__Aim of the exercise__. Repeat, line for line, the entries printed below.

__Input for this task__.
================================
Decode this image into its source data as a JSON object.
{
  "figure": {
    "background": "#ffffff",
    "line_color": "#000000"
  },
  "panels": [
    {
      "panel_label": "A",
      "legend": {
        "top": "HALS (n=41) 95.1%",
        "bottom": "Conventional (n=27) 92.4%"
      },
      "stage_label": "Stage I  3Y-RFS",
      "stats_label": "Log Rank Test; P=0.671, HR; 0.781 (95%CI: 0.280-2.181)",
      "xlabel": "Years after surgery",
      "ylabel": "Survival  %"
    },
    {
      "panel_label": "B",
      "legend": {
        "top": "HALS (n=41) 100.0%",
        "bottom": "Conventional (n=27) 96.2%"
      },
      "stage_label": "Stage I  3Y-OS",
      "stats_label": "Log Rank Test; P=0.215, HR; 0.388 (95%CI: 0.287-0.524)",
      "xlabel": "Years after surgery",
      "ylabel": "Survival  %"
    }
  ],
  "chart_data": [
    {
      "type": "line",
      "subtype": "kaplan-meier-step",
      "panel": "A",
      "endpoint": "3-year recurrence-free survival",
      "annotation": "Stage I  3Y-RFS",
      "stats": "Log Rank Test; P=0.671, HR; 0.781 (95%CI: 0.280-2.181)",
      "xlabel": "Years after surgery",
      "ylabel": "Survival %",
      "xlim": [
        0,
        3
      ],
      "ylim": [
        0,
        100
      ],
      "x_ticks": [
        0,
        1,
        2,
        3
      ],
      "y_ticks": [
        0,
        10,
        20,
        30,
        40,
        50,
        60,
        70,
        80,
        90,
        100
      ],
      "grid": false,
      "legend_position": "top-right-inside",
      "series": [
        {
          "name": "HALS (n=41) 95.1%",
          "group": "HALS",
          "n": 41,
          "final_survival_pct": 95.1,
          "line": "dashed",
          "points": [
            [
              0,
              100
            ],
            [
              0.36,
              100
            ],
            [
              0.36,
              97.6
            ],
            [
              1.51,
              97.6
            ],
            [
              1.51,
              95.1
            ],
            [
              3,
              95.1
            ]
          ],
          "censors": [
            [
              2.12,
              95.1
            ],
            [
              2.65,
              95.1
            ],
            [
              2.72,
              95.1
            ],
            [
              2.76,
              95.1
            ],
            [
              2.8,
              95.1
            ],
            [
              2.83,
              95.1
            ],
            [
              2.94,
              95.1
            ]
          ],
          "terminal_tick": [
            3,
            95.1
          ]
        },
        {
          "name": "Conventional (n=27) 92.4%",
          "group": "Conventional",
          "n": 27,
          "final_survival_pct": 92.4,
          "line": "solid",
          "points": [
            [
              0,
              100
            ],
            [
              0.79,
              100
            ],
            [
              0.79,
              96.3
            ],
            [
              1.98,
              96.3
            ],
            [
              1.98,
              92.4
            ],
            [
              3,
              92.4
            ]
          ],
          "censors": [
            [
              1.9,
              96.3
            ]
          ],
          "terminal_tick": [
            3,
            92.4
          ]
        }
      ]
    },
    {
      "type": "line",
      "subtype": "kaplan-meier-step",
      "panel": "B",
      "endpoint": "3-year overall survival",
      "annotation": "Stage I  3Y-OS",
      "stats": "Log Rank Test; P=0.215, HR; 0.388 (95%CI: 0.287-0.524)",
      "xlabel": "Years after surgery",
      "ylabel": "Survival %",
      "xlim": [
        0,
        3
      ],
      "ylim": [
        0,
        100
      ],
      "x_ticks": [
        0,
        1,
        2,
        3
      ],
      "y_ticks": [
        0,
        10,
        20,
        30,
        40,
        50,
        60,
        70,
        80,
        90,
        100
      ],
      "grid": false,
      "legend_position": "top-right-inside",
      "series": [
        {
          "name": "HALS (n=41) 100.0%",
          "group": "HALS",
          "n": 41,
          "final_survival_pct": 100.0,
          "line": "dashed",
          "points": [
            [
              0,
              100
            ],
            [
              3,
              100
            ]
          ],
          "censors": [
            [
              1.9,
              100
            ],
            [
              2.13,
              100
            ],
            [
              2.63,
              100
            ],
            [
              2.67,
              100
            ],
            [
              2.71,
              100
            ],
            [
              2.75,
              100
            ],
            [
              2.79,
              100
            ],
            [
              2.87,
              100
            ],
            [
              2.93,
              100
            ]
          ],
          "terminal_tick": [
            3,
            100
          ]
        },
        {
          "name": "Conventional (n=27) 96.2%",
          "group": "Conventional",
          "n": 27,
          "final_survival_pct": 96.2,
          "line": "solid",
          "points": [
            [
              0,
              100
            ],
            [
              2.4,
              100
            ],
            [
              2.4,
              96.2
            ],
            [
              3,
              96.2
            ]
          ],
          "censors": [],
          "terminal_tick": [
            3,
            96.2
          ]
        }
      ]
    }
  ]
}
================================
__Answer to the problem__.
Decode this image into its source data as a JSON object.
{
  "figure": {
    "background": "#ffffff",
    "line_color": "#000000"
  },
  "panels": [
    {
      "panel_label": "A",
      "legend": {
        "top": "HALS (n=41) 95.1%",
        "bottom": "Conventional (n=27) 92.4%"
      },
      "stage_label": "Stage I  3Y-RFS",
      "stats_label": "Log Rank Test; P=0.671, HR; 0.781 (95%CI: 0.280-2.181)",
      "xlabel": "Years after surgery",
      "ylabel": "Survival  %"
    },
    {
      "panel_label": "B",
      "legend": {
        "top": "HALS (n=41) 100.0%",
        "bottom": "Conventional (n=27) 96.2%"
      },
      "stage_label": "Stage I  3Y-OS",
      "stats_label": "Log Rank Test; P=0.215, HR; 0.388 (95%CI: 0.287-0.524)",
      "xlabel": "Years after surgery",
      "ylabel": "Survival  %"
    }
  ],
  "chart_data": [
    {
      "type": "line",
      "subtype": "kaplan-meier-step",
      "panel": "A",
      "endpoint": "3-year recurrence-free survival",
      "annotation": "Stage I  3Y-RFS",
      "stats": "Log Rank Test; P=0.671, HR; 0.781 (95%CI: 0.280-2.181)",
      "xlabel": "Years after surgery",
      "ylabel": "Survival %",
      "xlim": [
        0,
        3
      ],
      "ylim": [
        0,
        100
      ],
      "x_ticks": [
        0,
        1,
        2,
        3
      ],
      "y_ticks": [
        0,
        10,
        20,
        30,
        40,
        50,
        60,
        70,
        80,
        90,
        100
      ],
      "grid": false,
      "legend_position": "top-right-inside",
      "series": [
        {
          "name": "HALS (n=41) 95.1%",
          "group": "HALS",
          "n": 41,
          "final_survival_pct": 95.1,
          "line": "dashed",
          "points": [
            [
              0,
              100
            ],
            [
              0.36,
              100
            ],
            [
              0.36,
              97.6
            ],
            [
              1.51,
              97.6
            ],
            [
              1.51,
              95.1
            ],
            [
              3,
              95.1
            ]
          ],
          "censors": [
            [
              2.12,
              95.1
            ],
            [
              2.65,
              95.1
            ],
            [
              2.72,
              95.1
            ],
            [
              2.76,
              95.1
            ],
            [
              2.8,
              95.1
            ],
            [
              2.83,
              95.1
            ],
            [
              2.94,
              95.1
            ]
          ],
          "terminal_tick": [
            3,
            95.1
          ]
        },
        {
          "name": "Conventional (n=27) 92.4%",
          "group": "Conventional",
          "n": 27,
          "final_survival_pct": 92.4,
          "line": "solid",
          "points": [
            [
              0,
              100
            ],
            [
              0.79,
              100
            ],
            [
              0.79,
              96.3
            ],
            [
              1.98,
              96.3
            ],
            [
              1.98,
              92.4
            ],
            [
              3,
              92.4
            ]
          ],
          "censors": [
            [
              1.9,
              96.3
            ]
          ],
          "terminal_tick": [
            3,
            92.4
          ]
        }
      ]
    },
    {
      "type": "line",
      "subtype": "kaplan-meier-step",
      "panel": "B",
      "endpoint": "3-year overall survival",
      "annotation": "Stage I  3Y-OS",
      "stats": "Log Rank Test; P=0.215, HR; 0.388 (95%CI: 0.287-0.524)",
      "xlabel": "Years after surgery",
      "ylabel": "Survival %",
      "xlim": [
        0,
        3
      ],
      "ylim": [
        0,
        100
      ],
      "x_ticks": [
        0,
        1,
        2,
        3
      ],
      "y_ticks": [
        0,
        10,
        20,
        30,
        40,
        50,
        60,
        70,
        80,
        90,
        100
      ],
      "grid": false,
      "legend_position": "top-right-inside",
      "series": [
        {
          "name": "HALS (n=41) 100.0%",
          "group": "HALS",
          "n": 41,
          "final_survival_pct": 100.0,
          "line": "dashed",
          "points": [
            [
              0,
              100
            ],
            [
              3,
              100
            ]
          ],
          "censors": [
            [
              1.9,
              100
            ],
            [
              2.13,
              100
            ],
            [
              2.63,
              100
            ],
            [
              2.67,
              100
            ],
            [
              2.71,
              100
            ],
            [
              2.75,
              100
            ],
            [
              2.79,
              100
            ],
            [
              2.87,
              100
            ],
            [
              2.93,
              100
            ]
          ],
          "terminal_tick": [
            3,
            100
          ]
        },
        {
          "name": "Conventional (n=27) 96.2%",
          "group": "Conventional",
          "n": 27,
          "final_survival_pct": 96.2,
          "line": "solid",
          "points": [
            [
              0,
              100
            ],
            [
              2.4,
              100
            ],
            [
              2.4,
              96.2
            ],
            [
              3,
              96.2
            ]
          ],
          "censors": [],
          "terminal_tick": [
            3,
            96.2
          ]
        }
      ]
    }
  ]
}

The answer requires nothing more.